▶ [Exercise instructions] Select, from the data, each line where "duties" occurs.

* Start *

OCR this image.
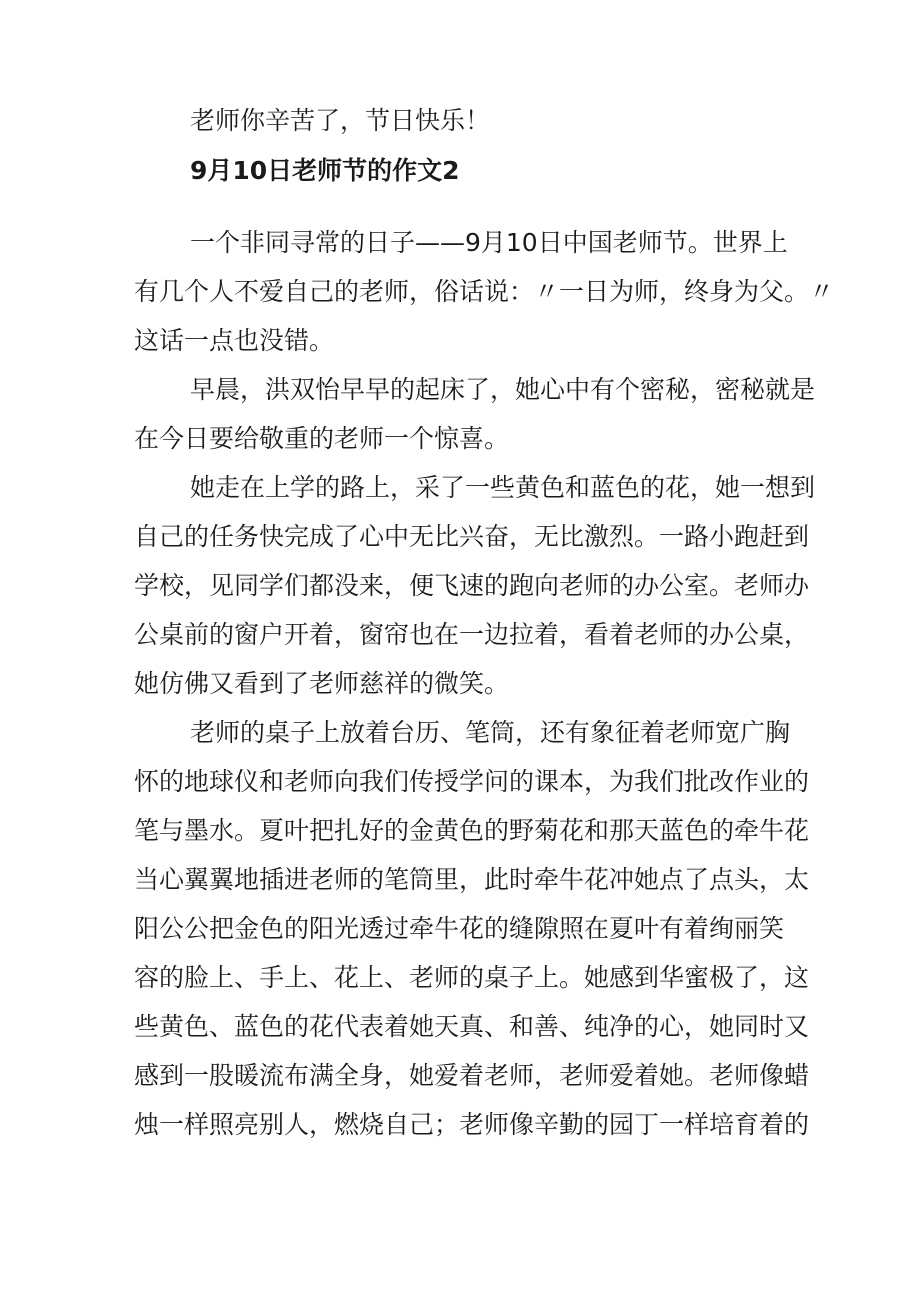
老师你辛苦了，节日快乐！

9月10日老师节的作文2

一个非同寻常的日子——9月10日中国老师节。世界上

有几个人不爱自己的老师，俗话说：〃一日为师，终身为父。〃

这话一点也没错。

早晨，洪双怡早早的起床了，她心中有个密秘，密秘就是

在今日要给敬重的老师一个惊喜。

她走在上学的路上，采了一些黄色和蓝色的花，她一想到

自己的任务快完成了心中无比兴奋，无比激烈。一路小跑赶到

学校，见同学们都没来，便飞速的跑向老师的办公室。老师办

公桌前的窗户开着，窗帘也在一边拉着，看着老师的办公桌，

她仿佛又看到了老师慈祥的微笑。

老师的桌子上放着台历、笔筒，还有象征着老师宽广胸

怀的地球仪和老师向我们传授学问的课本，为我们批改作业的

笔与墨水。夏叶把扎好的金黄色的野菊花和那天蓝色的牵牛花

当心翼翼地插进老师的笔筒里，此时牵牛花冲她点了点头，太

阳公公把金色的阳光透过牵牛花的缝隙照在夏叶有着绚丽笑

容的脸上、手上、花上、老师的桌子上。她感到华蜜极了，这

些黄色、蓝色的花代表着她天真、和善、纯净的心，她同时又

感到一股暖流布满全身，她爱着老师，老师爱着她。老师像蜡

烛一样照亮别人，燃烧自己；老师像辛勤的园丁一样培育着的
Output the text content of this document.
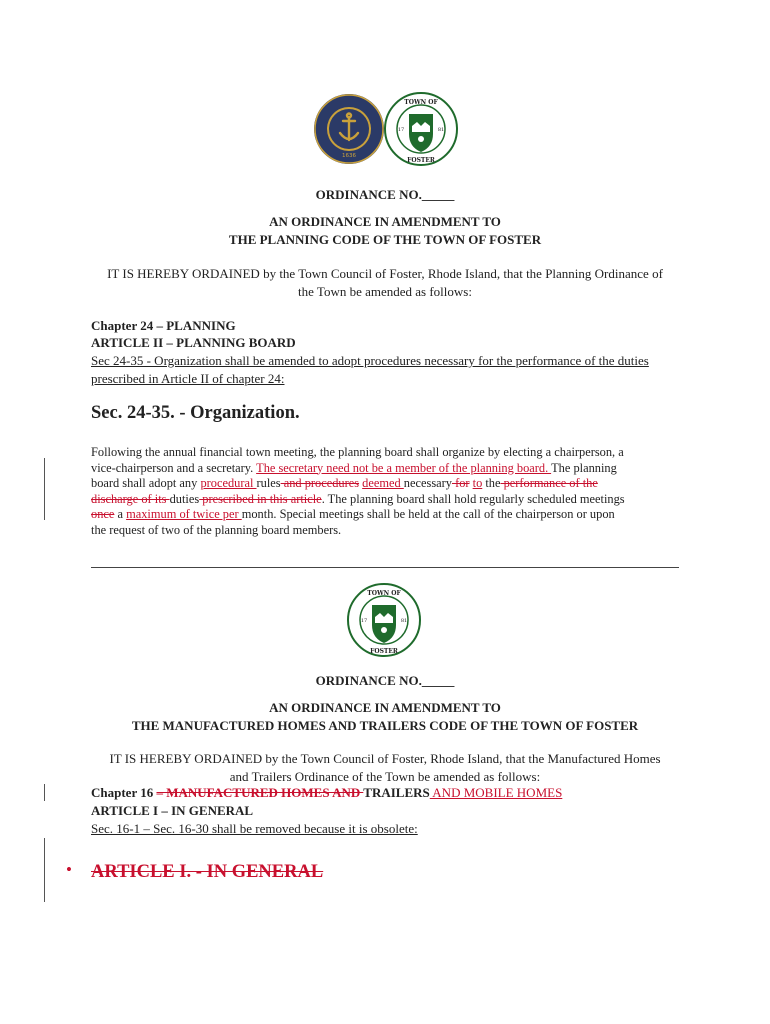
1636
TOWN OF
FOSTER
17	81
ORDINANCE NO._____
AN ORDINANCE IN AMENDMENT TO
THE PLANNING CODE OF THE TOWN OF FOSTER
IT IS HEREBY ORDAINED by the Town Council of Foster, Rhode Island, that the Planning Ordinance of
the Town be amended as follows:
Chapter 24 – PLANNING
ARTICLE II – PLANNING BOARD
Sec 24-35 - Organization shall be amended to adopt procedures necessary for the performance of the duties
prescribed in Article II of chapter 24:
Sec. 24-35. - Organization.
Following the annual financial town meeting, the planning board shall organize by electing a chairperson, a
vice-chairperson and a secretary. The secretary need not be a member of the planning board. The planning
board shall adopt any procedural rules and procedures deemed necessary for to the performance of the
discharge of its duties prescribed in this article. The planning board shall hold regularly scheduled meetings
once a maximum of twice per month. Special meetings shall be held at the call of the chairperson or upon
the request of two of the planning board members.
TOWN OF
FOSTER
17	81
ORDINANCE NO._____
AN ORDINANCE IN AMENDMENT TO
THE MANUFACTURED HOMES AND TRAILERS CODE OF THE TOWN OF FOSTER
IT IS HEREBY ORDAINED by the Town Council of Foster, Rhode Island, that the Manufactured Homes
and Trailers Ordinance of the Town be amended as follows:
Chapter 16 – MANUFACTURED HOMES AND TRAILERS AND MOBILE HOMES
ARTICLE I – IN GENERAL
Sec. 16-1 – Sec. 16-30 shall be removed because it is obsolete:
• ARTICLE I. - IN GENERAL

* End *

▶ [Expected output]
Sec 24-35 - Organization shall be amended to adopt procedures necessary for the performance of the duties
discharge of its duties prescribed in this article. The planning board shall hold regularly scheduled meetings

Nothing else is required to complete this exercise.